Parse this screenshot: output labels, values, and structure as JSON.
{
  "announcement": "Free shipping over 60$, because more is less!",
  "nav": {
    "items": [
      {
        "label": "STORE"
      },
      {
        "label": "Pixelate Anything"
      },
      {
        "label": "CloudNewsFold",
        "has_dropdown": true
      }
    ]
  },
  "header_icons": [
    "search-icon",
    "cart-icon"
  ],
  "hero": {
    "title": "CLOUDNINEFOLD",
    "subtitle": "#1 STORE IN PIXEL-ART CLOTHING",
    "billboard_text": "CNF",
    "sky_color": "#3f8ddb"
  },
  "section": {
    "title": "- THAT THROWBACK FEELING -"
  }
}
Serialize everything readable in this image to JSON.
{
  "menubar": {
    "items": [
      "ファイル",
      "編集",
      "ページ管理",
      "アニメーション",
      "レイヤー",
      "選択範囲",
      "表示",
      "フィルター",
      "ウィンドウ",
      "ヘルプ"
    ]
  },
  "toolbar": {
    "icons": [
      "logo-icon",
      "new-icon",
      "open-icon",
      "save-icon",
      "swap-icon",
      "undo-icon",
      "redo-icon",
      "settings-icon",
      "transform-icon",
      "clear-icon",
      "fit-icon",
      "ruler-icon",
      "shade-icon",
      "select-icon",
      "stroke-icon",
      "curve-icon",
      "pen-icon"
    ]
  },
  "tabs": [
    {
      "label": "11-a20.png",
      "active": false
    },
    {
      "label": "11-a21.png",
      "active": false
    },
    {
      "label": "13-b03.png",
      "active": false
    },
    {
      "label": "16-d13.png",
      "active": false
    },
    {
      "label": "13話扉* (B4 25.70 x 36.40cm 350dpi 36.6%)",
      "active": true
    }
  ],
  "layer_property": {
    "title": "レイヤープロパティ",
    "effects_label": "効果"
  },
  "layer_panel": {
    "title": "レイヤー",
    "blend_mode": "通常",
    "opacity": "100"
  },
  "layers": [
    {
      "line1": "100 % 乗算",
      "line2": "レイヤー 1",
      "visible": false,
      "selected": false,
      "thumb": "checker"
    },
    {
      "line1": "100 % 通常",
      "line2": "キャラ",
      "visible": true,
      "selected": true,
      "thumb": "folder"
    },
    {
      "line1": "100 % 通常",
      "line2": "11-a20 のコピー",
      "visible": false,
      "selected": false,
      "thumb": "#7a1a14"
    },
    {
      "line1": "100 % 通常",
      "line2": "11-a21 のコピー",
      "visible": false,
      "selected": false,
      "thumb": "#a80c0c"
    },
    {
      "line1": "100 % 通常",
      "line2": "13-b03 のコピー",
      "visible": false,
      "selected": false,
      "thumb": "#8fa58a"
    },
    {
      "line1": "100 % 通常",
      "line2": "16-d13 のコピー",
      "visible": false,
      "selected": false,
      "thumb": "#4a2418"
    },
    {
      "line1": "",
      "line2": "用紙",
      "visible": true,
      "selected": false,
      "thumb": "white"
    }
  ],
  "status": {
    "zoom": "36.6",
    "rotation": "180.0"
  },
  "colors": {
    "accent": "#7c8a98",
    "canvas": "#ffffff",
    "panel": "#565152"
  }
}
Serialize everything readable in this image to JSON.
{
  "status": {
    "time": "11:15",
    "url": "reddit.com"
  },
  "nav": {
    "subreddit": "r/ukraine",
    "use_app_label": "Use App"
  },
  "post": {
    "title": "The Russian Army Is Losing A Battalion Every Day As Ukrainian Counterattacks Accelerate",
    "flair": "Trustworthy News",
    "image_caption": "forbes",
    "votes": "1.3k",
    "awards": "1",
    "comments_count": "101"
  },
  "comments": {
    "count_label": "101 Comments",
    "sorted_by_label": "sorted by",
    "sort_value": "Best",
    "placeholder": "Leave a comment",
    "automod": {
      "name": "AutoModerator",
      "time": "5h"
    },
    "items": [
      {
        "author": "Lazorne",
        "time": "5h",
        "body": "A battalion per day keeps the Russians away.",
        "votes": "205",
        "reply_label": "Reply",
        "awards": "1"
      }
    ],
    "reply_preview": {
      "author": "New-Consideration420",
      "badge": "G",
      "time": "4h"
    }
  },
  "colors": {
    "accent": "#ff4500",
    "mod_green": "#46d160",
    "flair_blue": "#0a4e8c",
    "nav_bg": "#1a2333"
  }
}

> **What the task requires**
Output every line above without altering anything.

> **Response**
Parse this screenshot: output labels, values, and structure as JSON.
{
  "announcement": "Free shipping over 60$, because more is less!",
  "nav": {
    "items": [
      {
        "label": "STORE"
      },
      {
        "label": "Pixelate Anything"
      },
      {
        "label": "CloudNewsFold",
        "has_dropdown": true
      }
    ]
  },
  "header_icons": [
    "search-icon",
    "cart-icon"
  ],
  "hero": {
    "title": "CLOUDNINEFOLD",
    "subtitle": "#1 STORE IN PIXEL-ART CLOTHING",
    "billboard_text": "CNF",
    "sky_color": "#3f8ddb"
  },
  "section": {
    "title": "- THAT THROWBACK FEELING -"
  }
}
Serialize everything readable in this image to JSON.
{
  "menubar": {
    "items": [
      "ファイル",
      "編集",
      "ページ管理",
      "アニメーション",
      "レイヤー",
      "選択範囲",
      "表示",
      "フィルター",
      "ウィンドウ",
      "ヘルプ"
    ]
  },
  "toolbar": {
    "icons": [
      "logo-icon",
      "new-icon",
      "open-icon",
      "save-icon",
      "swap-icon",
      "undo-icon",
      "redo-icon",
      "settings-icon",
      "transform-icon",
      "clear-icon",
      "fit-icon",
      "ruler-icon",
      "shade-icon",
      "select-icon",
      "stroke-icon",
      "curve-icon",
      "pen-icon"
    ]
  },
  "tabs": [
    {
      "label": "11-a20.png",
      "active": false
    },
    {
      "label": "11-a21.png",
      "active": false
    },
    {
      "label": "13-b03.png",
      "active": false
    },
    {
      "label": "16-d13.png",
      "active": false
    },
    {
      "label": "13話扉* (B4 25.70 x 36.40cm 350dpi 36.6%)",
      "active": true
    }
  ],
  "layer_property": {
    "title": "レイヤープロパティ",
    "effects_label": "効果"
  },
  "layer_panel": {
    "title": "レイヤー",
    "blend_mode": "通常",
    "opacity": "100"
  },
  "layers": [
    {
      "line1": "100 % 乗算",
      "line2": "レイヤー 1",
      "visible": false,
      "selected": false,
      "thumb": "checker"
    },
    {
      "line1": "100 % 通常",
      "line2": "キャラ",
      "visible": true,
      "selected": true,
      "thumb": "folder"
    },
    {
      "line1": "100 % 通常",
      "line2": "11-a20 のコピー",
      "visible": false,
      "selected": false,
      "thumb": "#7a1a14"
    },
    {
      "line1": "100 % 通常",
      "line2": "11-a21 のコピー",
      "visible": false,
      "selected": false,
      "thumb": "#a80c0c"
    },
    {
      "line1": "100 % 通常",
      "line2": "13-b03 のコピー",
      "visible": false,
      "selected": false,
      "thumb": "#8fa58a"
    },
    {
      "line1": "100 % 通常",
      "line2": "16-d13 のコピー",
      "visible": false,
      "selected": false,
      "thumb": "#4a2418"
    },
    {
      "line1": "",
      "line2": "用紙",
      "visible": true,
      "selected": false,
      "thumb": "white"
    }
  ],
  "status": {
    "zoom": "36.6",
    "rotation": "180.0"
  },
  "colors": {
    "accent": "#7c8a98",
    "canvas": "#ffffff",
    "panel": "#565152"
  }
}
Serialize everything readable in this image to JSON.
{
  "status": {
    "time": "11:15",
    "url": "reddit.com"
  },
  "nav": {
    "subreddit": "r/ukraine",
    "use_app_label": "Use App"
  },
  "post": {
    "title": "The Russian Army Is Losing A Battalion Every Day As Ukrainian Counterattacks Accelerate",
    "flair": "Trustworthy News",
    "image_caption": "forbes",
    "votes": "1.3k",
    "awards": "1",
    "comments_count": "101"
  },
  "comments": {
    "count_label": "101 Comments",
    "sorted_by_label": "sorted by",
    "sort_value": "Best",
    "placeholder": "Leave a comment",
    "automod": {
      "name": "AutoModerator",
      "time": "5h"
    },
    "items": [
      {
        "author": "Lazorne",
        "time": "5h",
        "body": "A battalion per day keeps the Russians away.",
        "votes": "205",
        "reply_label": "Reply",
        "awards": "1"
      }
    ],
    "reply_preview": {
      "author": "New-Consideration420",
      "badge": "G",
      "time": "4h"
    }
  },
  "colors": {
    "accent": "#ff4500",
    "mod_green": "#46d160",
    "flair_blue": "#0a4e8c",
    "nav_bg": "#1a2333"
  }
}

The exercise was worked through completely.